WHAT TO DO ▸
Extend the personal blog excerpt below about winter outings and a Christmas gift conversation, picking up right after its final sentence.

PAGE ▸
Not that I didn’t like Star Wars. I saw the original movie in Sault Ste. Siberia when it first came out and I swear that for a couple of weeks, whenever I drove my cute little Ford Fiesta, every time I shifted into a new gear, I felt like I was taking it into overdrive. And no, it doesn’t take much.

I don’t have any pictures of what today was like but I spent a LOT of time trying to figure out how to keep the low-slung winter solstice sun outta my eyes. We schlepped over to the *new* Argus Farms location for a continental breakfast. Argus has been on Liberty for a few years, now it has opened a second location on Packard. We sat in the back so the GG could look at the ancient schoolroom map of Michigan on the wall and so we ended up blocking a New Big Brother from the toys. Of COURSE we re-situated ourselves but NBB didn’t really get into the toys until us baggy olds left. I sneaked a peek at NBB’s very new sibling, a very new baby brother snoozing in a new-fangled stroller. 💚

From there we took a slooooooow ride out to Our Hiking Lake (West Lake Preserve). We haven’t been there in sooooo long. This particular preserve provides a wide variety of terrain within a small area. Fields and kettle lakes and generally wooded areas and then there’s the actual lake.

We took a slow ride back to the Landfill via Trinkle Road (partly) and we kind of hung out at the Landfill for the afternoon.

Crucial conversations

December 2nd, 2017 by kayak woman

These are the difficult conversations you sometimes have to have with co-workers or relatives or whatever. Books have been written about this stuff and there was once (loooooooong ago) training at my work for this. I wasn’t invited to participate for whatever reason. I didn’t really need it at my work at that time. I was thinking at the time that I needed it with with… Well… We won’t go there tonight.

Today, the GG asked, well, what do you want for xmas. Yeek. He asked me this a while back and I had no answer. I am particularly under the weather about xmas gifts this particular year. Last year I was able to ask for a few wee little items and he provided them. This year? I dunno. I do not need ANYTHING. I finally texted that, hey, let’s replace a couple of couches. We were finishing a mini-lunch at the Griz and I think the GG was in the bathroom when he got my text. But what the heck. He asked, roight?

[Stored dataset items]
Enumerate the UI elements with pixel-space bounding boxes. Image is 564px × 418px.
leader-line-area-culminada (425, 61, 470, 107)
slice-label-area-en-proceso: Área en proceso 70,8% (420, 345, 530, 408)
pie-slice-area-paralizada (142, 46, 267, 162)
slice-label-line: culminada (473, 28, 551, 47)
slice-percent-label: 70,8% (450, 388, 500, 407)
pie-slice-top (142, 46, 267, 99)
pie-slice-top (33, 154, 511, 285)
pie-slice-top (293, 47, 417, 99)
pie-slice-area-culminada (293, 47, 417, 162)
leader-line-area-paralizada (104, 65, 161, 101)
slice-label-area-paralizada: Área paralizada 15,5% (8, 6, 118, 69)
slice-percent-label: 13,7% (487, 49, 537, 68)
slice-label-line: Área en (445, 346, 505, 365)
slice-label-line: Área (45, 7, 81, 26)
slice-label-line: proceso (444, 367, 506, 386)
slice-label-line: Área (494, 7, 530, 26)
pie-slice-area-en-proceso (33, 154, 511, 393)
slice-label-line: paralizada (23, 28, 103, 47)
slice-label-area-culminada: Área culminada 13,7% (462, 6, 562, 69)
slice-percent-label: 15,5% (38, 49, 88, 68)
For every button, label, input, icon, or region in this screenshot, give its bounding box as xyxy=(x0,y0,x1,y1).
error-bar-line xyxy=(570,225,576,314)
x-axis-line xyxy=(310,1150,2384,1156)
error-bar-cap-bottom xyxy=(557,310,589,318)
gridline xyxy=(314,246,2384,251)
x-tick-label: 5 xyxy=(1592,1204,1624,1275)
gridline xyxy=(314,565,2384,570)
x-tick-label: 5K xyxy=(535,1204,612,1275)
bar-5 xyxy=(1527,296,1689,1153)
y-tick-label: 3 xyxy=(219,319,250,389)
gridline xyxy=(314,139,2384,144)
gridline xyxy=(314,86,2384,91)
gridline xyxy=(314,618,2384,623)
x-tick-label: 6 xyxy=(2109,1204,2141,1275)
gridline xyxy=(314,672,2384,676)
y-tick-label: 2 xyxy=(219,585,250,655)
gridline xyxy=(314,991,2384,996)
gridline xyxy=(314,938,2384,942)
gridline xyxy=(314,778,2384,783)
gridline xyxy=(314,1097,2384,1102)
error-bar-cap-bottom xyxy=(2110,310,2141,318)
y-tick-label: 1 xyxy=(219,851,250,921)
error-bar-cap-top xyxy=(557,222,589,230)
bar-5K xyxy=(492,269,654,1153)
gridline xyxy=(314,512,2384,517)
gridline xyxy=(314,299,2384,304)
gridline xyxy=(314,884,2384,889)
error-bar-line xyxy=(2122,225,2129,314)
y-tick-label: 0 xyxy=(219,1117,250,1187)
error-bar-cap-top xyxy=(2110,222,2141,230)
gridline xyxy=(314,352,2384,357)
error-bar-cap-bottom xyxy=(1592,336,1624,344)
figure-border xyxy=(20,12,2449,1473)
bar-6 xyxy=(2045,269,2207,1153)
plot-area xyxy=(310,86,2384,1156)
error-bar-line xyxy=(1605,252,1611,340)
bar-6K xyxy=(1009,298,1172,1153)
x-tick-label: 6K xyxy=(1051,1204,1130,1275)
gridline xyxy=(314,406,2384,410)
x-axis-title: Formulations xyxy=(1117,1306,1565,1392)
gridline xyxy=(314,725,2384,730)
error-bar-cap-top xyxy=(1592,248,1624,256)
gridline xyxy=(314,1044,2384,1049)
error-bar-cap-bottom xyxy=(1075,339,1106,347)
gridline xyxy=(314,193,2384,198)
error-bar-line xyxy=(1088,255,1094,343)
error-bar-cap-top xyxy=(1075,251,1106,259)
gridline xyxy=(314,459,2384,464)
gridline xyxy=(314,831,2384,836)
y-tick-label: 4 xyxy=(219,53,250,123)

RESULT ▸
So, looking for something else, I found today’s photooo. We built this log fort out of pulp logs that escaped log booms and ended up on our beach. We built all kinds of things with them including forts like this. Here’s Jay and Becky Springer in the background, me and Pooh in the front. Somehow we are actually sunbathing on top of that little fort. I cannot believe it could be very comfortable but I remember doing that kind of thing.

I *hated* that short haircut. Short hair did not fit with my personality.

Moooooooonlight Madness

December 1st, 2017 by kayak woman

It is actually Midnight Madness. I actually hate Midnight Madness. It is a night when all of the downtown stores stay open until midnight and have wondrous sales on all kinds of wondrous things that I don’t need. It’s great for the stores and I don’t begrudge them the chance to make some money. I just hate “the humanity”. The Oscar Tango was slammed tonight. The streets were crowded as all getout. It was pretty warm out. I can’t complain about that.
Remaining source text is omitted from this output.